Aim of the task: Pull out every line below containing the word "usar".

begin Exercise input

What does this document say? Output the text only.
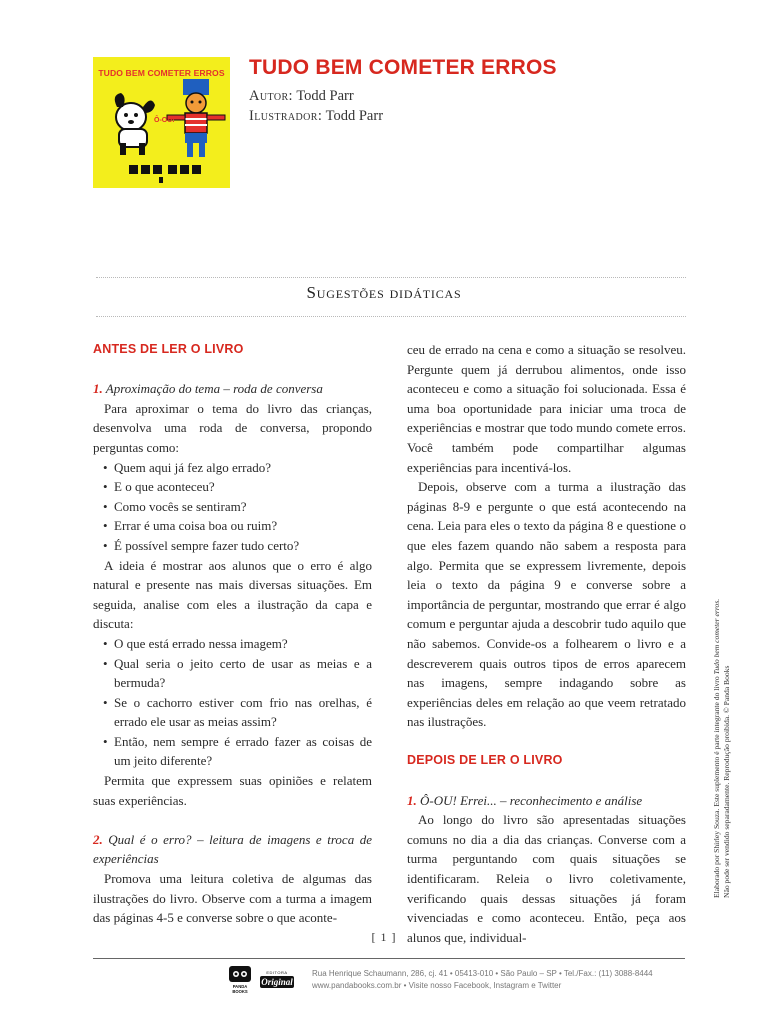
TUDO BEM COMETER ERROS
Ô-OU!
TUDO BEM COMETER ERROS
Autor: Todd Parr
Ilustrador: Todd Parr
Sugestões didáticas

ANTES DE LER O LIVRO

1. Aproximação do tema – roda de conversa

Para aproximar o tema do livro das crianças, desenvolva uma roda de conversa, propondo perguntas como:

• Quem aqui já fez algo errado?
• E o que aconteceu?
• Como vocês se sentiram?
• Errar é uma coisa boa ou ruim?
• É possível sempre fazer tudo certo?

A ideia é mostrar aos alunos que o erro é algo natural e presente nas mais diversas situações. Em seguida, analise com eles a ilustração da capa e discuta:

• O que está errado nessa imagem?
• Qual seria o jeito certo de usar as meias e a bermuda?
• Se o cachorro estiver com frio nas orelhas, é errado ele usar as meias assim?
• Então, nem sempre é errado fazer as coisas de um jeito diferente?

Permita que expressem suas opiniões e relatem suas experiências.

2. Qual é o erro? – leitura de imagens e troca de experiências

Promova uma leitura coletiva de algumas das ilustrações do livro. Observe com a turma a imagem das páginas 4-5 e converse sobre o que aconte-

ceu de errado na cena e como a situação se resolveu. Pergunte quem já derrubou alimentos, onde isso aconteceu e como a situação foi solucionada. Essa é uma boa oportunidade para iniciar uma troca de experiências e mostrar que todo mundo comete erros. Você também pode compartilhar algumas experiências para incentivá-los.

Depois, observe com a turma a ilustração das páginas 8-9 e pergunte o que está acontecendo na cena. Leia para eles o texto da página 8 e questione o que eles fazem quando não sabem a resposta para algo. Permita que se expressem livremente, depois leia o texto da página 9 e converse sobre a importância de perguntar, mostrando que errar é algo comum e perguntar ajuda a descobrir tudo aquilo que não sabemos. Convide-os a folhearem o livro e a descreverem quais outros tipos de erros aparecem nas imagens, sempre indagando sobre as experiências deles em relação ao que veem retratado nas ilustrações.

DEPOIS DE LER O LIVRO

1. Ô-OU! Errei... – reconhecimento e análise

Ao longo do livro são apresentadas situações comuns no dia a dia das crianças. Converse com a turma perguntando com quais situações se identificaram. Releia o livro coletivamente, verificando quais dessas situações já foram vivenciadas e como aconteceu. Então, peça aos alunos que, individual-

Elaborado por Shirley Souza. Este suplemento é parte integrante do livro Tudo bem cometer erros.
Não pode ser vendido separadamente. Reprodução proibida. © Panda Books
[ 1 ]
PANDA
BOOKS
EDITORA
Original
Rua Henrique Schaumann, 286, cj. 41 • 05413-010 • São Paulo – SP • Tel./Fax.: (11) 3088-8444
www.pandabooks.com.br • Visite nosso Facebook, Instagram e Twitter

end Exercise input

Result of this exercise:
• Qual seria o jeito certo de usar as meias e a bermuda?
• Se o cachorro estiver com frio nas orelhas, é errado ele usar as meias assim?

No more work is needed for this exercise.